* **Rows from a dataset**
--------
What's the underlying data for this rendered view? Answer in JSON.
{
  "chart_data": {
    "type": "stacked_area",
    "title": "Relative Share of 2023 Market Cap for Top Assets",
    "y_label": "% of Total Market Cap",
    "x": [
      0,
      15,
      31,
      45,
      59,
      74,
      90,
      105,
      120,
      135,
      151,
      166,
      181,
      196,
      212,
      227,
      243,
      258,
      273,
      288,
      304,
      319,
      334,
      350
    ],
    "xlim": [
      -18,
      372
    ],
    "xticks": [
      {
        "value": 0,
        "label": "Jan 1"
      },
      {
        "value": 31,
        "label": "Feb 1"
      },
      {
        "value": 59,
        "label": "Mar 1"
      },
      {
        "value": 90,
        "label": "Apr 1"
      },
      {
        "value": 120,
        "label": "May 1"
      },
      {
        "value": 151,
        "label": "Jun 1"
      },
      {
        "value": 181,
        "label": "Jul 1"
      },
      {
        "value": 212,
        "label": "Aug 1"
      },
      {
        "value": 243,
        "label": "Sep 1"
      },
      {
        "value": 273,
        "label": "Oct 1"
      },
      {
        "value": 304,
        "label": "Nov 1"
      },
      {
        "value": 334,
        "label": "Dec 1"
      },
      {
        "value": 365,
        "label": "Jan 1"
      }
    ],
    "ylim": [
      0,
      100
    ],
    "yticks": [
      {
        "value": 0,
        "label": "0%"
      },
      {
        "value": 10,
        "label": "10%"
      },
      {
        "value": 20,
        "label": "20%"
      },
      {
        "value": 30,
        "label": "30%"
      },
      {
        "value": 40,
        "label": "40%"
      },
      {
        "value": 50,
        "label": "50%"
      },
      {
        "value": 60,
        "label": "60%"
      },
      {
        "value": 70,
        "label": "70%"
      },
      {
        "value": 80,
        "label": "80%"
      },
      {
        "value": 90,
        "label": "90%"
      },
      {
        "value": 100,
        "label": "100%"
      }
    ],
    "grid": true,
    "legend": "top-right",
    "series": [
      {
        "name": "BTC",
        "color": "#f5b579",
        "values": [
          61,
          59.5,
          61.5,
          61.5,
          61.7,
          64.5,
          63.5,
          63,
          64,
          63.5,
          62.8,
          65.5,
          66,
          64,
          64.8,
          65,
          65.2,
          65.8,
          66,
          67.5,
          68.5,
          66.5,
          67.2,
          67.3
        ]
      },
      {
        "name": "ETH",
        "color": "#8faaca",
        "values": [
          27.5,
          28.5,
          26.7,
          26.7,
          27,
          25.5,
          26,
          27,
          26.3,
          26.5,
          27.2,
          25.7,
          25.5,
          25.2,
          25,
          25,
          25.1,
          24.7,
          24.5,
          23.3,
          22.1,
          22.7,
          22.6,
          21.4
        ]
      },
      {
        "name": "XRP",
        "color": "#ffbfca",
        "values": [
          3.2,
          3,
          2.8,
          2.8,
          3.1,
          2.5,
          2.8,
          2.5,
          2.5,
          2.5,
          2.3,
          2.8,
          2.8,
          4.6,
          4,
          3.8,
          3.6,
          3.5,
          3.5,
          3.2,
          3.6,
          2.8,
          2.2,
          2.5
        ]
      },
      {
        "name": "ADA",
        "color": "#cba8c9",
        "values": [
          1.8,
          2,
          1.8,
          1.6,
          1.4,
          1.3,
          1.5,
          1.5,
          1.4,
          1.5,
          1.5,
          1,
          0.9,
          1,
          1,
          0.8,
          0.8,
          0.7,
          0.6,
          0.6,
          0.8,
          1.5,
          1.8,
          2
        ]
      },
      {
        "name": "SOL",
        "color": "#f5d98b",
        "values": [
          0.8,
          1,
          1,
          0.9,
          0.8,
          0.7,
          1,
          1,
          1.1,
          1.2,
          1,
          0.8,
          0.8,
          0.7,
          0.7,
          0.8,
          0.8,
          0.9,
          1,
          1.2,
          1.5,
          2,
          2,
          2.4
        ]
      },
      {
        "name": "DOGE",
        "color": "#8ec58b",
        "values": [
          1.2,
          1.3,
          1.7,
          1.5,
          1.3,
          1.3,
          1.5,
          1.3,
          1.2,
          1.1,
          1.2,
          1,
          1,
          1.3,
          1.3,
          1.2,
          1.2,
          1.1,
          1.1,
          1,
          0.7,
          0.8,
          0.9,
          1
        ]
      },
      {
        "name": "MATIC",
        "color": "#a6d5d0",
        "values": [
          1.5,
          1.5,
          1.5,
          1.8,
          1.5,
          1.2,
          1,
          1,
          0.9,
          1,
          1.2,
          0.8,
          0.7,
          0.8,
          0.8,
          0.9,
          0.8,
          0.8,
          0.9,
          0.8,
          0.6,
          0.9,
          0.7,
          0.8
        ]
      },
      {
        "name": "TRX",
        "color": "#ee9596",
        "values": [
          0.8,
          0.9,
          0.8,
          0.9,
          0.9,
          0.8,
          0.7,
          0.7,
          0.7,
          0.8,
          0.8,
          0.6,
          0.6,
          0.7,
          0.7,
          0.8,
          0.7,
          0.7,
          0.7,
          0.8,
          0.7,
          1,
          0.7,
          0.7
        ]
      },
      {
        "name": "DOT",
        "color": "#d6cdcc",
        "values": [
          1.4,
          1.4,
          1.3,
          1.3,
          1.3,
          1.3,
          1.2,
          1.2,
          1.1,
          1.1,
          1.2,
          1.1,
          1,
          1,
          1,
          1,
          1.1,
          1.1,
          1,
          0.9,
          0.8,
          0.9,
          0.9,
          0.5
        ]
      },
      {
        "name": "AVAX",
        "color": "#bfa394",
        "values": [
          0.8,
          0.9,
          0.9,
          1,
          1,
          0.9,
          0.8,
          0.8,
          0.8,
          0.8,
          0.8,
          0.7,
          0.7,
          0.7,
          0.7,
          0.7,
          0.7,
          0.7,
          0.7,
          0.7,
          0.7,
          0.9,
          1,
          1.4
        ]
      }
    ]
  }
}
--------
Restate the listing above word for word.

What's the underlying data for this rendered view? Answer in JSON.
{
  "chart_data": {
    "type": "stacked_area",
    "title": "Relative Share of 2023 Market Cap for Top Assets",
    "y_label": "% of Total Market Cap",
    "x": [
      0,
      15,
      31,
      45,
      59,
      74,
      90,
      105,
      120,
      135,
      151,
      166,
      181,
      196,
      212,
      227,
      243,
      258,
      273,
      288,
      304,
      319,
      334,
      350
    ],
    "xlim": [
      -18,
      372
    ],
    "xticks": [
      {
        "value": 0,
        "label": "Jan 1"
      },
      {
        "value": 31,
        "label": "Feb 1"
      },
      {
        "value": 59,
        "label": "Mar 1"
      },
      {
        "value": 90,
        "label": "Apr 1"
      },
      {
        "value": 120,
        "label": "May 1"
      },
      {
        "value": 151,
        "label": "Jun 1"
      },
      {
        "value": 181,
        "label": "Jul 1"
      },
      {
        "value": 212,
        "label": "Aug 1"
      },
      {
        "value": 243,
        "label": "Sep 1"
      },
      {
        "value": 273,
        "label": "Oct 1"
      },
      {
        "value": 304,
        "label": "Nov 1"
      },
      {
        "value": 334,
        "label": "Dec 1"
      },
      {
        "value": 365,
        "label": "Jan 1"
      }
    ],
    "ylim": [
      0,
      100
    ],
    "yticks": [
      {
        "value": 0,
        "label": "0%"
      },
      {
        "value": 10,
        "label": "10%"
      },
      {
        "value": 20,
        "label": "20%"
      },
      {
        "value": 30,
        "label": "30%"
      },
      {
        "value": 40,
        "label": "40%"
      },
      {
        "value": 50,
        "label": "50%"
      },
      {
        "value": 60,
        "label": "60%"
      },
      {
        "value": 70,
        "label": "70%"
      },
      {
        "value": 80,
        "label": "80%"
      },
      {
        "value": 90,
        "label": "90%"
      },
      {
        "value": 100,
        "label": "100%"
      }
    ],
    "grid": true,
    "legend": "top-right",
    "series": [
      {
        "name": "BTC",
        "color": "#f5b579",
        "values": [
          61,
          59.5,
          61.5,
          61.5,
          61.7,
          64.5,
          63.5,
          63,
          64,
          63.5,
          62.8,
          65.5,
          66,
          64,
          64.8,
          65,
          65.2,
          65.8,
          66,
          67.5,
          68.5,
          66.5,
          67.2,
          67.3
        ]
      },
      {
        "name": "ETH",
        "color": "#8faaca",
        "values": [
          27.5,
          28.5,
          26.7,
          26.7,
          27,
          25.5,
          26,
          27,
          26.3,
          26.5,
          27.2,
          25.7,
          25.5,
          25.2,
          25,
          25,
          25.1,
          24.7,
          24.5,
          23.3,
          22.1,
          22.7,
          22.6,
          21.4
        ]
      },
      {
        "name": "XRP",
        "color": "#ffbfca",
        "values": [
          3.2,
          3,
          2.8,
          2.8,
          3.1,
          2.5,
          2.8,
          2.5,
          2.5,
          2.5,
          2.3,
          2.8,
          2.8,
          4.6,
          4,
          3.8,
          3.6,
          3.5,
          3.5,
          3.2,
          3.6,
          2.8,
          2.2,
          2.5
        ]
      },
      {
        "name": "ADA",
        "color": "#cba8c9",
        "values": [
          1.8,
          2,
          1.8,
          1.6,
          1.4,
          1.3,
          1.5,
          1.5,
          1.4,
          1.5,
          1.5,
          1,
          0.9,
          1,
          1,
          0.8,
          0.8,
          0.7,
          0.6,
          0.6,
          0.8,
          1.5,
          1.8,
          2
        ]
      },
      {
        "name": "SOL",
        "color": "#f5d98b",
        "values": [
          0.8,
          1,
          1,
          0.9,
          0.8,
          0.7,
          1,
          1,
          1.1,
          1.2,
          1,
          0.8,
          0.8,
          0.7,
          0.7,
          0.8,
          0.8,
          0.9,
          1,
          1.2,
          1.5,
          2,
          2,
          2.4
        ]
      },
      {
        "name": "DOGE",
        "color": "#8ec58b",
        "values": [
          1.2,
          1.3,
          1.7,
          1.5,
          1.3,
          1.3,
          1.5,
          1.3,
          1.2,
          1.1,
          1.2,
          1,
          1,
          1.3,
          1.3,
          1.2,
          1.2,
          1.1,
          1.1,
          1,
          0.7,
          0.8,
          0.9,
          1
        ]
      },
      {
        "name": "MATIC",
        "color": "#a6d5d0",
        "values": [
          1.5,
          1.5,
          1.5,
          1.8,
          1.5,
          1.2,
          1,
          1,
          0.9,
          1,
          1.2,
          0.8,
          0.7,
          0.8,
          0.8,
          0.9,
          0.8,
          0.8,
          0.9,
          0.8,
          0.6,
          0.9,
          0.7,
          0.8
        ]
      },
      {
        "name": "TRX",
        "color": "#ee9596",
        "values": [
          0.8,
          0.9,
          0.8,
          0.9,
          0.9,
          0.8,
          0.7,
          0.7,
          0.7,
          0.8,
          0.8,
          0.6,
          0.6,
          0.7,
          0.7,
          0.8,
          0.7,
          0.7,
          0.7,
          0.8,
          0.7,
          1,
          0.7,
          0.7
        ]
      },
      {
        "name": "DOT",
        "color": "#d6cdcc",
        "values": [
          1.4,
          1.4,
          1.3,
          1.3,
          1.3,
          1.3,
          1.2,
          1.2,
          1.1,
          1.1,
          1.2,
          1.1,
          1,
          1,
          1,
          1,
          1.1,
          1.1,
          1,
          0.9,
          0.8,
          0.9,
          0.9,
          0.5
        ]
      },
      {
        "name": "AVAX",
        "color": "#bfa394",
        "values": [
          0.8,
          0.9,
          0.9,
          1,
          1,
          0.9,
          0.8,
          0.8,
          0.8,
          0.8,
          0.8,
          0.7,
          0.7,
          0.7,
          0.7,
          0.7,
          0.7,
          0.7,
          0.7,
          0.7,
          0.7,
          0.9,
          1,
          1.4
        ]
      }
    ]
  }
}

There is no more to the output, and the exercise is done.